** BEGIN TASK INPUTS **
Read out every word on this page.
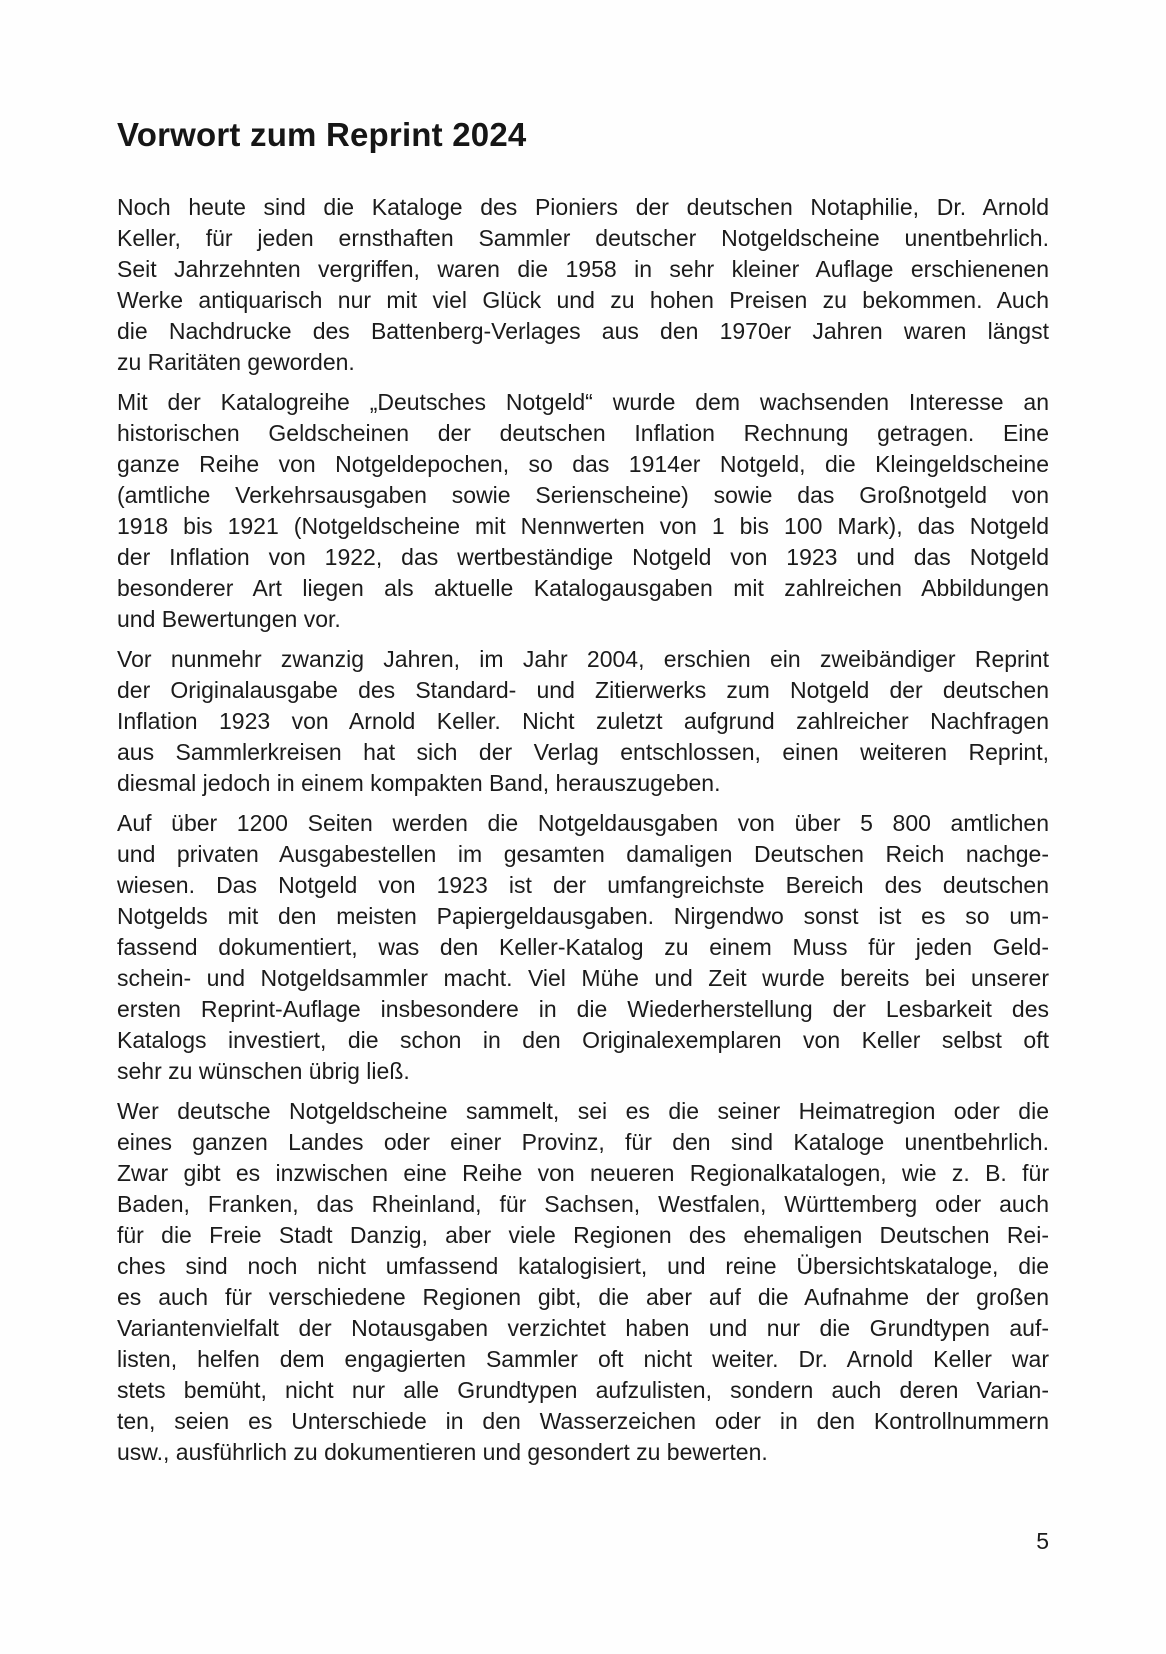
Vorwort zum Reprint 2024
Noch heute sind die Kataloge des Pioniers der deutschen Notaphilie, Dr. Arnold
Keller, für jeden ernsthaften Sammler deutscher Notgeldscheine unentbehrlich.
Seit Jahrzehnten vergriffen, waren die 1958 in sehr kleiner Auflage erschienenen
Werke antiquarisch nur mit viel Glück und zu hohen Preisen zu bekommen. Auch
die Nachdrucke des Battenberg-Verlages aus den 1970er Jahren waren längst
zu Raritäten geworden.
Mit der Katalogreihe „Deutsches Notgeld“ wurde dem wachsenden Interesse an
historischen Geldscheinen der deutschen Inflation Rechnung getragen. Eine
ganze Reihe von Notgeldepochen, so das 1914er Notgeld, die Kleingeldscheine
(amtliche Verkehrsausgaben sowie Serienscheine) sowie das Großnotgeld von
1918 bis 1921 (Notgeldscheine mit Nennwerten von 1 bis 100 Mark), das Notgeld
der Inflation von 1922, das wertbeständige Notgeld von 1923 und das Notgeld
besonderer Art liegen als aktuelle Katalogausgaben mit zahlreichen Abbildungen
und Bewertungen vor.
Vor nunmehr zwanzig Jahren, im Jahr 2004, erschien ein zweibändiger Reprint
der Originalausgabe des Standard- und Zitierwerks zum Notgeld der deutschen
Inflation 1923 von Arnold Keller. Nicht zuletzt aufgrund zahlreicher Nachfragen
aus Sammlerkreisen hat sich der Verlag entschlossen, einen weiteren Reprint,
diesmal jedoch in einem kompakten Band, herauszugeben.
Auf über 1200 Seiten werden die Notgeldausgaben von über 5 800 amtlichen
und privaten Ausgabestellen im gesamten damaligen Deutschen Reich nachge-
wiesen. Das Notgeld von 1923 ist der umfangreichste Bereich des deutschen
Notgelds mit den meisten Papiergeldausgaben. Nirgendwo sonst ist es so um-
fassend dokumentiert, was den Keller-Katalog zu einem Muss für jeden Geld-
schein- und Notgeldsammler macht. Viel Mühe und Zeit wurde bereits bei unserer
ersten Reprint-Auflage insbesondere in die Wiederherstellung der Lesbarkeit des
Katalogs investiert, die schon in den Originalexemplaren von Keller selbst oft
sehr zu wünschen übrig ließ.
Wer deutsche Notgeldscheine sammelt, sei es die seiner Heimatregion oder die
eines ganzen Landes oder einer Provinz, für den sind Kataloge unentbehrlich.
Zwar gibt es inzwischen eine Reihe von neueren Regionalkatalogen, wie z. B. für
Baden, Franken, das Rheinland, für Sachsen, Westfalen, Württemberg oder auch
für die Freie Stadt Danzig, aber viele Regionen des ehemaligen Deutschen Rei-
ches sind noch nicht umfassend katalogisiert, und reine Übersichtskataloge, die
es auch für verschiedene Regionen gibt, die aber auf die Aufnahme der großen
Variantenvielfalt der Notausgaben verzichtet haben und nur die Grundtypen auf-
listen, helfen dem engagierten Sammler oft nicht weiter. Dr. Arnold Keller war
stets bemüht, nicht nur alle Grundtypen aufzulisten, sondern auch deren Varian-
ten, seien es Unterschiede in den Wasserzeichen oder in den Kontrollnummern
usw., ausführlich zu dokumentieren und gesondert zu bewerten.
5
** END TASK INPUTS **
## INSTRUCTIONS TO FOLLOW
Search the entries for "sind" and copy out each line that has it.

## IN RESPONSE
Noch heute sind die Kataloge des Pioniers der deutschen Notaphilie, Dr. Arnold
eines ganzen Landes oder einer Provinz, für den sind Kataloge unentbehrlich.
ches sind noch nicht umfassend katalogisiert, und reine Übersichtskataloge, die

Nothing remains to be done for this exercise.